> **Stated task**:
Make an exact copy of the records, with the pictures left out.
────────
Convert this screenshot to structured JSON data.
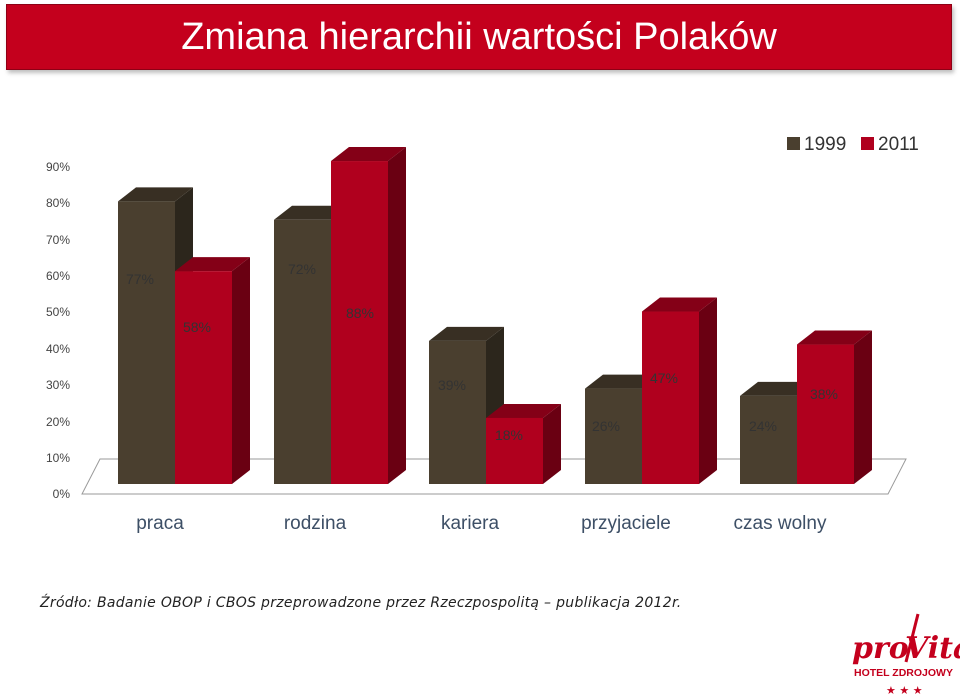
{
  "page": {
    "title": "Zmiana hierarchii wartości Polaków",
    "source": "Źródło: Badanie OBOP i CBOS przeprowadzone przez Rzeczpospolitą – publikacja 2012r.",
    "logo": {
      "brand_left": "pro",
      "brand_right": "Vita",
      "subtitle": "HOTEL ZDROJOWY",
      "stars": "★ ★ ★"
    }
  },
  "colors": {
    "series_1999": "#4a3f2f",
    "series_2011": "#b0001e",
    "title_bg": "#c4001d"
  },
  "chart_data": {
    "type": "bar",
    "title": "Zmiana hierarchii wartości Polaków",
    "categories": [
      "praca",
      "rodzina",
      "kariera",
      "przyjaciele",
      "czas wolny"
    ],
    "series": [
      {
        "name": "1999",
        "values": [
          77,
          72,
          39,
          26,
          24
        ],
        "labels": [
          "77%",
          "72%",
          "39%",
          "26%",
          "24%"
        ]
      },
      {
        "name": "2011",
        "values": [
          58,
          88,
          18,
          47,
          38
        ],
        "labels": [
          "58%",
          "88%",
          "18%",
          "47%",
          "38%"
        ]
      }
    ],
    "heights": [
      [
        77,
        72,
        39,
        26,
        24
      ],
      [
        58,
        88,
        18,
        47,
        38
      ]
    ],
    "y_ticks": [
      "0%",
      "10%",
      "20%",
      "30%",
      "40%",
      "50%",
      "60%",
      "70%",
      "80%",
      "90%"
    ],
    "legend": [
      "1999",
      "2011"
    ],
    "legend_position": "top-right",
    "note": "Bars drawn as 3D columns; rendered heights follow the original figure"
  }
}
────────
> **In response**:
Convert this screenshot to structured JSON data.
{
  "page": {
    "title": "Zmiana hierarchii wartości Polaków",
    "source": "Źródło: Badanie OBOP i CBOS przeprowadzone przez Rzeczpospolitą – publikacja 2012r.",
    "logo": {
      "brand_left": "pro",
      "brand_right": "Vita",
      "subtitle": "HOTEL ZDROJOWY",
      "stars": "★ ★ ★"
    }
  },
  "colors": {
    "series_1999": "#4a3f2f",
    "series_2011": "#b0001e",
    "title_bg": "#c4001d"
  },
  "chart_data": {
    "type": "bar",
    "title": "Zmiana hierarchii wartości Polaków",
    "categories": [
      "praca",
      "rodzina",
      "kariera",
      "przyjaciele",
      "czas wolny"
    ],
    "series": [
      {
        "name": "1999",
        "values": [
          77,
          72,
          39,
          26,
          24
        ],
        "labels": [
          "77%",
          "72%",
          "39%",
          "26%",
          "24%"
        ]
      },
      {
        "name": "2011",
        "values": [
          58,
          88,
          18,
          47,
          38
        ],
        "labels": [
          "58%",
          "88%",
          "18%",
          "47%",
          "38%"
        ]
      }
    ],
    "heights": [
      [
        77,
        72,
        39,
        26,
        24
      ],
      [
        58,
        88,
        18,
        47,
        38
      ]
    ],
    "y_ticks": [
      "0%",
      "10%",
      "20%",
      "30%",
      "40%",
      "50%",
      "60%",
      "70%",
      "80%",
      "90%"
    ],
    "legend": [
      "1999",
      "2011"
    ],
    "legend_position": "top-right",
    "note": "Bars drawn as 3D columns; rendered heights follow the original figure"
  }
}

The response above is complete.